## begin Material for this task

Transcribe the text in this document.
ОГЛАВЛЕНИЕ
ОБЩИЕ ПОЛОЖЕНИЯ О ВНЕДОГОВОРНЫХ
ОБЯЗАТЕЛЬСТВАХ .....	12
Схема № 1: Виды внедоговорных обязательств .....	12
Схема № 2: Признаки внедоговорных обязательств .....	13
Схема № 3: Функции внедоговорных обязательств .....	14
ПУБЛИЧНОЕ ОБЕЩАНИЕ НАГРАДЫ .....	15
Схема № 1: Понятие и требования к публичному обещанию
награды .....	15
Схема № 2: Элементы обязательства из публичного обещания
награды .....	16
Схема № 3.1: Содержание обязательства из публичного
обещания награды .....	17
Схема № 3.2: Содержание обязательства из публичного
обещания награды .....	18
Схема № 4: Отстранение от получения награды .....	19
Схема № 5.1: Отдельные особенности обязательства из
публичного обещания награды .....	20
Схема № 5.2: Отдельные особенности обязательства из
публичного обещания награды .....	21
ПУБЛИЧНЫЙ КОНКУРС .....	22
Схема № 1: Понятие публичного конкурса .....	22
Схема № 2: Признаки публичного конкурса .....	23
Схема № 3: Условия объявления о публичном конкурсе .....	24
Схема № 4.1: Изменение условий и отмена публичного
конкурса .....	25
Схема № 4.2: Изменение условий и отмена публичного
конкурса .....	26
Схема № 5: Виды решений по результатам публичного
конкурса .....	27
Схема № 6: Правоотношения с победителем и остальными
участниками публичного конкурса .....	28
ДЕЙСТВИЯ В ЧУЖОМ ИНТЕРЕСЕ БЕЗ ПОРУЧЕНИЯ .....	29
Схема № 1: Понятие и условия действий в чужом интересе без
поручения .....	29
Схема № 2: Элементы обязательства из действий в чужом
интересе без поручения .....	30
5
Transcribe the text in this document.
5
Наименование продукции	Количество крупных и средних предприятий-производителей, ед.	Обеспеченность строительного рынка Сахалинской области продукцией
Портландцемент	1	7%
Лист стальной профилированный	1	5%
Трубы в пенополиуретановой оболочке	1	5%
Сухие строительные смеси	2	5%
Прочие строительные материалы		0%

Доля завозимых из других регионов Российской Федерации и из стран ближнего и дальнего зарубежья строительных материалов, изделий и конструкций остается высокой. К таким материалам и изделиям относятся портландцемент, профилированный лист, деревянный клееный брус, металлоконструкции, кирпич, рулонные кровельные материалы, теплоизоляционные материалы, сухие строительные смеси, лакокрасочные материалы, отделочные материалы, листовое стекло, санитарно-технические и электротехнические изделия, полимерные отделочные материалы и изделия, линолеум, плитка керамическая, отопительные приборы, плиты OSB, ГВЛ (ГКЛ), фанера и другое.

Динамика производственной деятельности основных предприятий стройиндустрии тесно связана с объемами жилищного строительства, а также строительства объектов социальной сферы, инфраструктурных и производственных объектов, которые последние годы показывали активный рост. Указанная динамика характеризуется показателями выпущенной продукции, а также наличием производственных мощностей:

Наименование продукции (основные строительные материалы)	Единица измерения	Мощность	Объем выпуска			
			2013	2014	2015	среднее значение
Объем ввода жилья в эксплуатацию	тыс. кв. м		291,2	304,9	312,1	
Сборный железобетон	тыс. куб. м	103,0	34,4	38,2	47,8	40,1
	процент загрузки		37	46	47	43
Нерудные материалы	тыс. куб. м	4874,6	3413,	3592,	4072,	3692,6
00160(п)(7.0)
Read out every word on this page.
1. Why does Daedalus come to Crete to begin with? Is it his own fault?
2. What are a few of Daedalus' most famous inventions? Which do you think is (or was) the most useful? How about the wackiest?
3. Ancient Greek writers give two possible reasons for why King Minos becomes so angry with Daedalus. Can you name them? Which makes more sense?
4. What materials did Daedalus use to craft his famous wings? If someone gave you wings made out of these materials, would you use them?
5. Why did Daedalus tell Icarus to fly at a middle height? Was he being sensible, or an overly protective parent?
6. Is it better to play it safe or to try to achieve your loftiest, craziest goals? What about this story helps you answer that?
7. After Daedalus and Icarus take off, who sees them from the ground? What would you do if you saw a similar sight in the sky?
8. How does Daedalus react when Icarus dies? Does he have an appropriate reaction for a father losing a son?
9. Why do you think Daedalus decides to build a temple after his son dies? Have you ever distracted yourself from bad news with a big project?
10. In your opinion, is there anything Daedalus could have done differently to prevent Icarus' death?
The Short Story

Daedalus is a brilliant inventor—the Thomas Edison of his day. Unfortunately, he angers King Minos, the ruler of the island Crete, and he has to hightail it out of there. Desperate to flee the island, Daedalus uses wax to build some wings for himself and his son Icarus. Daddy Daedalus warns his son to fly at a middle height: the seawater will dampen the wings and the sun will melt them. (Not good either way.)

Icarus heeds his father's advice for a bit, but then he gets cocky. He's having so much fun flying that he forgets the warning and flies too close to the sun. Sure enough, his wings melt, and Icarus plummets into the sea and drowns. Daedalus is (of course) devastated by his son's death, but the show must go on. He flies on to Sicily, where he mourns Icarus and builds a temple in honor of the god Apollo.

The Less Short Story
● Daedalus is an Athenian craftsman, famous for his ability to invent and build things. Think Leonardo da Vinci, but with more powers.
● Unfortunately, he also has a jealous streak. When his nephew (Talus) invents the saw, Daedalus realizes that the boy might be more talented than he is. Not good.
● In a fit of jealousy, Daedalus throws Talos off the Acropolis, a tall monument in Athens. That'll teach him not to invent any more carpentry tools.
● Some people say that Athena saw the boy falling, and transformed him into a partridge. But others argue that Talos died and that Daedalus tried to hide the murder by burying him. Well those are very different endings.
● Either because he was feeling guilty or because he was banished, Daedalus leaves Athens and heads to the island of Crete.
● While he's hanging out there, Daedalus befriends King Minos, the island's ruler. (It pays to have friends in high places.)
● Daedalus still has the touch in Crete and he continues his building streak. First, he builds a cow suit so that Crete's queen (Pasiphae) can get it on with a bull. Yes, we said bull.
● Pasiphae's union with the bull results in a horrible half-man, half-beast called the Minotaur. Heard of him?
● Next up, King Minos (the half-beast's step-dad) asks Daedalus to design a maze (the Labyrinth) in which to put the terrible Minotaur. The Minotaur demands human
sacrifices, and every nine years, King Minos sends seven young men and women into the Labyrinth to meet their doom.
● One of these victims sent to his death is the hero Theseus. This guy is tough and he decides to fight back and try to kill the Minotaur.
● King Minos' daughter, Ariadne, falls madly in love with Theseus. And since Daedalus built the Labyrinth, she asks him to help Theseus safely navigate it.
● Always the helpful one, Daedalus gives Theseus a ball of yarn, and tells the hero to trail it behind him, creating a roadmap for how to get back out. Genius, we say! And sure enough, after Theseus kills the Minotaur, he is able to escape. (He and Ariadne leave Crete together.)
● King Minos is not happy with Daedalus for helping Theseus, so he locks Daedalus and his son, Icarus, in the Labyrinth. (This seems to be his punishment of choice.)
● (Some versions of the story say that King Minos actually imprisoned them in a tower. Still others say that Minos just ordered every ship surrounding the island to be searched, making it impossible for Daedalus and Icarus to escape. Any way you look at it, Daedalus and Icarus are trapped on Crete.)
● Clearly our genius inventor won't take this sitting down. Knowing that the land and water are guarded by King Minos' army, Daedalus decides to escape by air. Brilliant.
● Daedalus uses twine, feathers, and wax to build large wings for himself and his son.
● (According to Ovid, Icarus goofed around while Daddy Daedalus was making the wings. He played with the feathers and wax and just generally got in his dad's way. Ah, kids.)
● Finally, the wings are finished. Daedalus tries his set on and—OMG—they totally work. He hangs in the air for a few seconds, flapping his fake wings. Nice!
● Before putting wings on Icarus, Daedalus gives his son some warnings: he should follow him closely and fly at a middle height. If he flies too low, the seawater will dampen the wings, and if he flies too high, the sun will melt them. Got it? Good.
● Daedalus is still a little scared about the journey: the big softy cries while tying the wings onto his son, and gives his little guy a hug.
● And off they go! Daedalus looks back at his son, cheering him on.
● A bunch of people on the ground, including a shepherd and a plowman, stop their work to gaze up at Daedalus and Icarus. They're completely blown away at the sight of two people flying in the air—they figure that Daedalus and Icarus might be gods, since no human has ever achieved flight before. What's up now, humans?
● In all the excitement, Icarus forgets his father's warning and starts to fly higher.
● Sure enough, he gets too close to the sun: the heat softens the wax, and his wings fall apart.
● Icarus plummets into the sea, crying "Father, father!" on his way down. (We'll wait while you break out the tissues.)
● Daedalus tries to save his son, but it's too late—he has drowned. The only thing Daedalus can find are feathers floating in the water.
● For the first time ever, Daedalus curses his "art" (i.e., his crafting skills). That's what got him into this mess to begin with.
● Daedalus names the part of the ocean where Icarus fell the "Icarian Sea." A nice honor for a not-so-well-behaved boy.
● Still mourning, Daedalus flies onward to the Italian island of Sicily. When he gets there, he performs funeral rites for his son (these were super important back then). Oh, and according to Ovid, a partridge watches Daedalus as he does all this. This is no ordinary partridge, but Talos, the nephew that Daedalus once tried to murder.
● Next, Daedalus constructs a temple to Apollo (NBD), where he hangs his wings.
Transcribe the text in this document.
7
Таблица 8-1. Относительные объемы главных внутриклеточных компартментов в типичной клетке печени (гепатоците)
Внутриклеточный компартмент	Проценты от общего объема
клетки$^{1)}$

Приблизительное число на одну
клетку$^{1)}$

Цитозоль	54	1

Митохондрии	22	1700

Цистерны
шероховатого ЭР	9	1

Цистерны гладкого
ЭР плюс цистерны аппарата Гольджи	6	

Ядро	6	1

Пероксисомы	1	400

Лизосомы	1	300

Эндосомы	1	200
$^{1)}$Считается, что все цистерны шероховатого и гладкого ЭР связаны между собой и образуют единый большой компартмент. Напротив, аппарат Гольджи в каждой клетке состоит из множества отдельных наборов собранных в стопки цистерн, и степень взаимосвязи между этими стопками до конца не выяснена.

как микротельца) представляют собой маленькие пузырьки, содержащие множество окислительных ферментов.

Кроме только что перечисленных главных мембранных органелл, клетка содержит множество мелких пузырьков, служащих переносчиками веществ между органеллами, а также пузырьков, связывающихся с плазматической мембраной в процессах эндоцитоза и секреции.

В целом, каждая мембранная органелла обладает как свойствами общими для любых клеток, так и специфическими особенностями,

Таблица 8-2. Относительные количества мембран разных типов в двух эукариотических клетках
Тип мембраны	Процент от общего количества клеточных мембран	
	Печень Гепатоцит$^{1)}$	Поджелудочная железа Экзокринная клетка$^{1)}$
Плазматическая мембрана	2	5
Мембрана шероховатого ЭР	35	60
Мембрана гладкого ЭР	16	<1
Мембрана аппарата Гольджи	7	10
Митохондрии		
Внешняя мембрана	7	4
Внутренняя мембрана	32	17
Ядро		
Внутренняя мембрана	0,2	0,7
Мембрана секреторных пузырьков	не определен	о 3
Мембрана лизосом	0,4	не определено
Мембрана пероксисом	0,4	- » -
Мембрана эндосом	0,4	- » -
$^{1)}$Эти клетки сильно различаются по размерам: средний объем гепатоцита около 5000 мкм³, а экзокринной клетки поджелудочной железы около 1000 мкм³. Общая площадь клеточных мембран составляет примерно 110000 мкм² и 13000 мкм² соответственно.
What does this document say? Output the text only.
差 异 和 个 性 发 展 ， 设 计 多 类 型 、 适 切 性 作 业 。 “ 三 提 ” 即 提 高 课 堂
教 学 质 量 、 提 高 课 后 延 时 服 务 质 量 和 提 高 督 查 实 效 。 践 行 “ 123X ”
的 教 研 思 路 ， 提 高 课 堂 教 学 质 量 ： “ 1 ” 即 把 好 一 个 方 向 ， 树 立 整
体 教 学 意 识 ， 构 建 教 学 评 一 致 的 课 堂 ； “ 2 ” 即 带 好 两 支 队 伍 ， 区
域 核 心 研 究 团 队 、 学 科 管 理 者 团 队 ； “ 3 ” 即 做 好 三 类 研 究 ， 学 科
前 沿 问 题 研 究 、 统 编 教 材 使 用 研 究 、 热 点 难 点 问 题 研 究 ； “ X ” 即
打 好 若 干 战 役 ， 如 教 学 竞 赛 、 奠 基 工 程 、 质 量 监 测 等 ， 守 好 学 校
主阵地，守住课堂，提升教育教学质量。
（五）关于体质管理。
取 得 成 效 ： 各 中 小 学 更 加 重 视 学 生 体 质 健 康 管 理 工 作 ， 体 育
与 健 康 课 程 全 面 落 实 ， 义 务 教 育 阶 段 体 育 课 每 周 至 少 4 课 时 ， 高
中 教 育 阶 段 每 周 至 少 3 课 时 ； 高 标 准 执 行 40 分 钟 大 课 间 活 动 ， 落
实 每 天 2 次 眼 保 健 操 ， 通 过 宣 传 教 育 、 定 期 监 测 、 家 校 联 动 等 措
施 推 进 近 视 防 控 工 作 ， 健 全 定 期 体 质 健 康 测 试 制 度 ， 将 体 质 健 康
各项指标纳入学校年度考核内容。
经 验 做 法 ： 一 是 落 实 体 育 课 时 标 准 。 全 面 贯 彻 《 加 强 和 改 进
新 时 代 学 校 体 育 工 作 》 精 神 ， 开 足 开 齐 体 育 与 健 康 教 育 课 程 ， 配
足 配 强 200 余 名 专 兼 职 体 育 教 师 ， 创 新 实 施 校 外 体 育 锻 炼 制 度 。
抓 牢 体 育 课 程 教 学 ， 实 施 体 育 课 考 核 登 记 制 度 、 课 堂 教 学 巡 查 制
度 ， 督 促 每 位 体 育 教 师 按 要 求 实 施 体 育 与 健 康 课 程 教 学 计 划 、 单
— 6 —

## end Material for this task

▶ **What is expected**
Collect each line holding the string "Athens".

▶ **Complete answer**
● In a fit of jealousy, Daedalus throws Talos off the Acropolis, a tall monument in Athens. That'll teach him not to invent any more carpentry tools.
● Either because he was feeling guilty or because he was banished, Daedalus leaves Athens and heads to the island of Crete.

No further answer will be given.